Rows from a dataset
■ ■ ■ ■ ■
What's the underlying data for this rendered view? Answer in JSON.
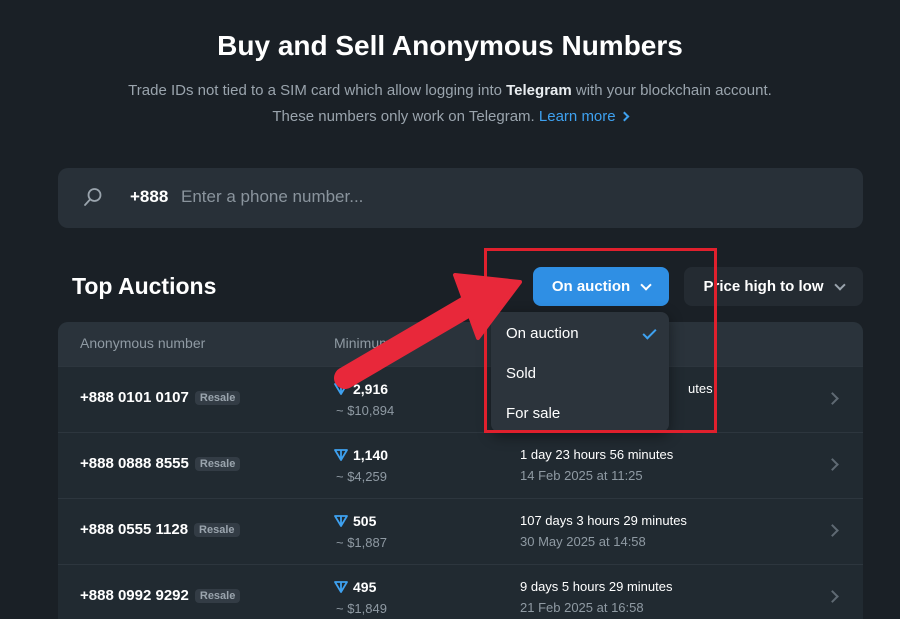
{
  "header": {
    "title": "Buy and Sell Anonymous Numbers",
    "subtitle_line1_pre": "Trade IDs not tied to a SIM card which allow logging into ",
    "subtitle_line1_bold": "Telegram",
    "subtitle_line1_post": " with your blockchain account.",
    "subtitle_line2": "These numbers only work on Telegram.",
    "learn_more": "Learn more"
  },
  "search": {
    "prefix": "+888",
    "placeholder": "Enter a phone number...",
    "value": ""
  },
  "section": {
    "title": "Top Auctions"
  },
  "filters": {
    "status_selected": "On auction",
    "sort_selected": "Price high to low"
  },
  "status_menu": {
    "items": [
      "On auction",
      "Sold",
      "For sale"
    ],
    "checked": "On auction"
  },
  "table": {
    "columns": [
      "Anonymous number",
      "Minimum"
    ],
    "rows": [
      {
        "number": "+888 0101 0107",
        "badge": "Resale",
        "price": "2,916",
        "usd": "~ $10,894",
        "time": "utes",
        "date": ""
      },
      {
        "number": "+888 0888 8555",
        "badge": "Resale",
        "price": "1,140",
        "usd": "~ $4,259",
        "time": "1 day 23 hours 56 minutes",
        "date": "14 Feb 2025 at 11:25"
      },
      {
        "number": "+888 0555 1128",
        "badge": "Resale",
        "price": "505",
        "usd": "~ $1,887",
        "time": "107 days 3 hours 29 minutes",
        "date": "30 May 2025 at 14:58"
      },
      {
        "number": "+888 0992 9292",
        "badge": "Resale",
        "price": "495",
        "usd": "~ $1,849",
        "time": "9 days 5 hours 29 minutes",
        "date": "21 Feb 2025 at 16:58"
      }
    ]
  },
  "colors": {
    "background": "#1a2026",
    "accent": "#2f8fe4",
    "link": "#3ea1f0",
    "annotation": "#e0202d"
  },
  "icons": {
    "search": "search-icon",
    "currency": "ton-icon",
    "check": "check-icon"
  }
}
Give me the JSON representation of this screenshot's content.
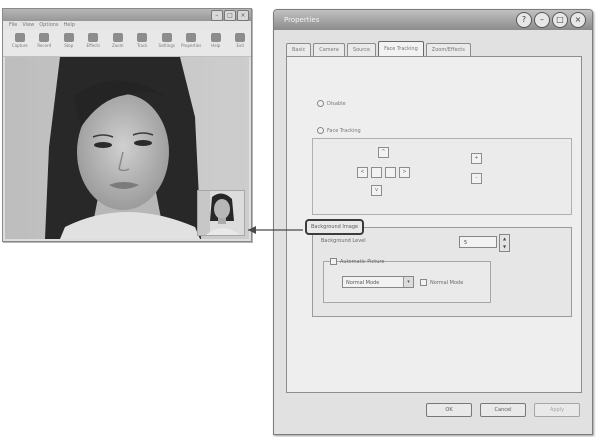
{
  "app_window": {
    "title": "",
    "menu": [
      "File",
      "View",
      "Options",
      "Help"
    ],
    "toolbar": [
      {
        "label": "Capture",
        "icon": "camera-icon"
      },
      {
        "label": "Record",
        "icon": "record-icon"
      },
      {
        "label": "Stop",
        "icon": "stop-icon"
      },
      {
        "label": "Effects",
        "icon": "effects-icon"
      },
      {
        "label": "Zoom",
        "icon": "zoom-icon"
      },
      {
        "label": "Track",
        "icon": "track-icon"
      },
      {
        "label": "Settings",
        "icon": "settings-icon"
      },
      {
        "label": "Properties",
        "icon": "properties-icon"
      },
      {
        "label": "Help",
        "icon": "help-icon"
      },
      {
        "label": "Exit",
        "icon": "exit-icon"
      }
    ]
  },
  "dialog": {
    "title": "Properties",
    "tabs": [
      "Basic",
      "Camera",
      "Source",
      "Face Tracking",
      "Zoom/Effects"
    ],
    "active_tab": 3,
    "radio_1": "Disable",
    "radio_2": "Face Tracking",
    "bi_label": "Background Image",
    "row_label": "Background Level",
    "spin_value": "5",
    "checkbox_label": "Automatic Picture",
    "select_value": "Normal Mode",
    "side_checkbox_label": "Normal Mode",
    "buttons": {
      "ok": "OK",
      "cancel": "Cancel",
      "apply": "Apply"
    }
  }
}
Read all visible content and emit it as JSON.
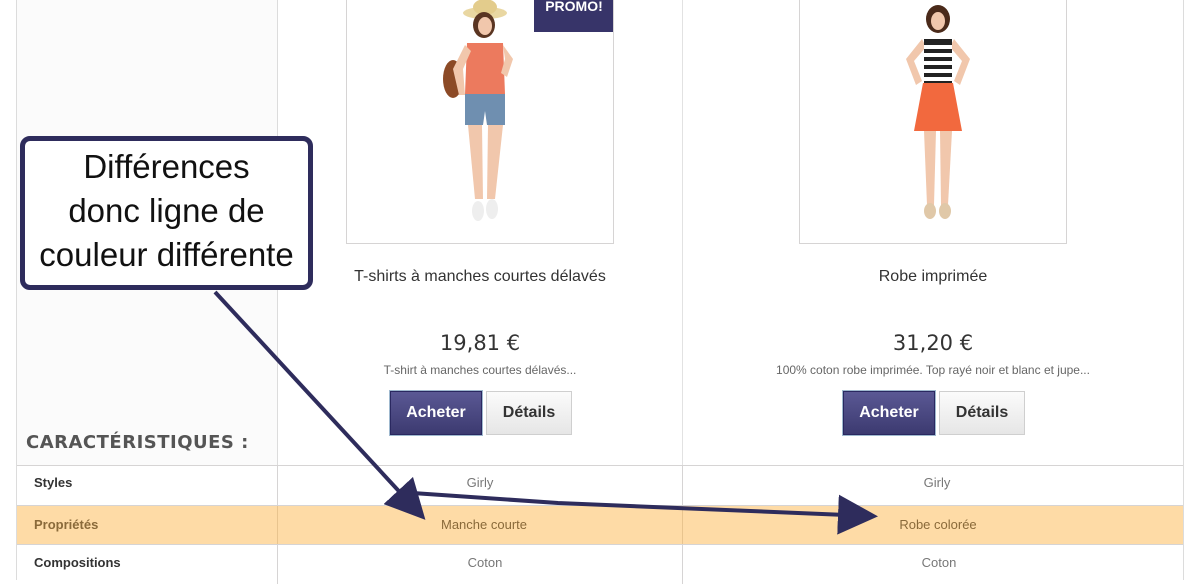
{
  "annotation": {
    "text_lines": [
      "Différences",
      "donc ligne de",
      "couleur différente"
    ]
  },
  "products": [
    {
      "promo": "PROMO!",
      "name": "T-shirts à manches courtes délavés",
      "price": "19,81 €",
      "description": "T-shirt à manches courtes délavés...",
      "buy_label": "Acheter",
      "details_label": "Détails"
    },
    {
      "name": "Robe imprimée",
      "price": "31,20 €",
      "description": "100% coton robe imprimée. Top rayé noir et blanc et jupe...",
      "buy_label": "Acheter",
      "details_label": "Détails"
    }
  ],
  "features": {
    "title": "CARACTÉRISTIQUES :",
    "rows": [
      {
        "label": "Styles",
        "values": [
          "Girly",
          "Girly"
        ],
        "highlighted": false
      },
      {
        "label": "Propriétés",
        "values": [
          "Manche courte",
          "Robe colorée"
        ],
        "highlighted": true
      },
      {
        "label": "Compositions",
        "values": [
          "Coton",
          "Coton"
        ],
        "highlighted": false
      }
    ]
  },
  "colors": {
    "brand": "#373469",
    "highlight_row": "#fedba6",
    "annotation_border": "#2e2c5c"
  }
}
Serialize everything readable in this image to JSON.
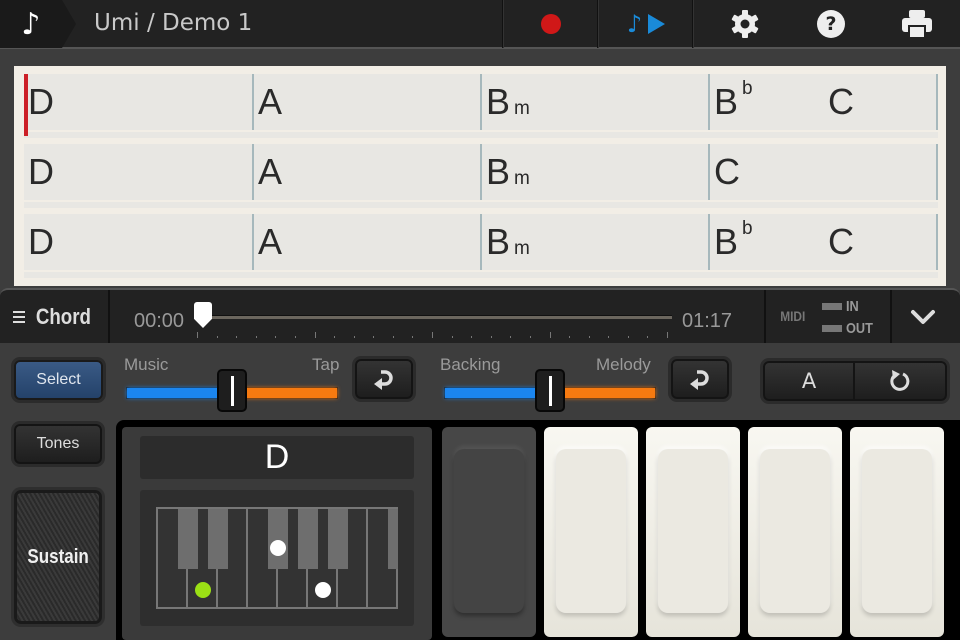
■ ■ ■ ■ ■
▶ _Prompt_
Omit pictures; set down the rest of the material word for word.

▶ _Written response_
What's the underlying data for this rendered view? Answer in JSON.
{
  "header": {
    "title": "Buy and Sell Anonymous Numbers",
    "subtitle_line1_pre": "Trade IDs not tied to a SIM card which allow logging into ",
    "subtitle_line1_bold": "Telegram",
    "subtitle_line1_post": " with your blockchain account.",
    "subtitle_line2": "These numbers only work on Telegram.",
    "learn_more": "Learn more"
  },
  "search": {
    "prefix": "+888",
    "placeholder": "Enter a phone number...",
    "value": ""
  },
  "section": {
    "title": "Top Auctions"
  },
  "filters": {
    "status_selected": "On auction",
    "sort_selected": "Price high to low"
  },
  "status_menu": {
    "items": [
      "On auction",
      "Sold",
      "For sale"
    ],
    "checked": "On auction"
  },
  "table": {
    "columns": [
      "Anonymous number",
      "Minimum"
    ],
    "rows": [
      {
        "number": "+888 0101 0107",
        "badge": "Resale",
        "price": "2,916",
        "usd": "~ $10,894",
        "time": "utes",
        "date": ""
      },
      {
        "number": "+888 0888 8555",
        "badge": "Resale",
        "price": "1,140",
        "usd": "~ $4,259",
        "time": "1 day 23 hours 56 minutes",
        "date": "14 Feb 2025 at 11:25"
      },
      {
        "number": "+888 0555 1128",
        "badge": "Resale",
        "price": "505",
        "usd": "~ $1,887",
        "time": "107 days 3 hours 29 minutes",
        "date": "30 May 2025 at 14:58"
      },
      {
        "number": "+888 0992 9292",
        "badge": "Resale",
        "price": "495",
        "usd": "~ $1,849",
        "time": "9 days 5 hours 29 minutes",
        "date": "21 Feb 2025 at 16:58"
      }
    ]
  },
  "colors": {
    "background": "#1a2026",
    "accent": "#2f8fe4",
    "link": "#3ea1f0",
    "annotation": "#e0202d"
  },
  "icons": {
    "search": "search-icon",
    "currency": "ton-icon",
    "check": "check-icon"
  }
}
Give me the JSON representation of this screenshot's content.
{
  "app_window": {
    "title": "",
    "menu": [
      "File",
      "View",
      "Options",
      "Help"
    ],
    "toolbar": [
      {
        "label": "Capture",
        "icon": "camera-icon"
      },
      {
        "label": "Record",
        "icon": "record-icon"
      },
      {
        "label": "Stop",
        "icon": "stop-icon"
      },
      {
        "label": "Effects",
        "icon": "effects-icon"
      },
      {
        "label": "Zoom",
        "icon": "zoom-icon"
      },
      {
        "label": "Track",
        "icon": "track-icon"
      },
      {
        "label": "Settings",
        "icon": "settings-icon"
      },
      {
        "label": "Properties",
        "icon": "properties-icon"
      },
      {
        "label": "Help",
        "icon": "help-icon"
      },
      {
        "label": "Exit",
        "icon": "exit-icon"
      }
    ]
  },
  "dialog": {
    "title": "Properties",
    "tabs": [
      "Basic",
      "Camera",
      "Source",
      "Face Tracking",
      "Zoom/Effects"
    ],
    "active_tab": 3,
    "radio_1": "Disable",
    "radio_2": "Face Tracking",
    "bi_label": "Background Image",
    "row_label": "Background Level",
    "spin_value": "5",
    "checkbox_label": "Automatic Picture",
    "select_value": "Normal Mode",
    "side_checkbox_label": "Normal Mode",
    "buttons": {
      "ok": "OK",
      "cancel": "Cancel",
      "apply": "Apply"
    }
  }
}
Read all visible content and emit it as JSON.
{
  "annotation": {
    "text_lines": [
      "Différences",
      "donc ligne de",
      "couleur différente"
    ]
  },
  "products": [
    {
      "promo": "PROMO!",
      "name": "T-shirts à manches courtes délavés",
      "price": "19,81 €",
      "description": "T-shirt à manches courtes délavés...",
      "buy_label": "Acheter",
      "details_label": "Détails"
    },
    {
      "name": "Robe imprimée",
      "price": "31,20 €",
      "description": "100% coton robe imprimée. Top rayé noir et blanc et jupe...",
      "buy_label": "Acheter",
      "details_label": "Détails"
    }
  ],
  "features": {
    "title": "CARACTÉRISTIQUES :",
    "rows": [
      {
        "label": "Styles",
        "values": [
          "Girly",
          "Girly"
        ],
        "highlighted": false
      },
      {
        "label": "Propriétés",
        "values": [
          "Manche courte",
          "Robe colorée"
        ],
        "highlighted": true
      },
      {
        "label": "Compositions",
        "values": [
          "Coton",
          "Coton"
        ],
        "highlighted": false
      }
    ]
  },
  "colors": {
    "brand": "#373469",
    "highlight_row": "#fedba6",
    "annotation_border": "#2e2c5c"
  }
}
Serialize everything readable in this image to JSON.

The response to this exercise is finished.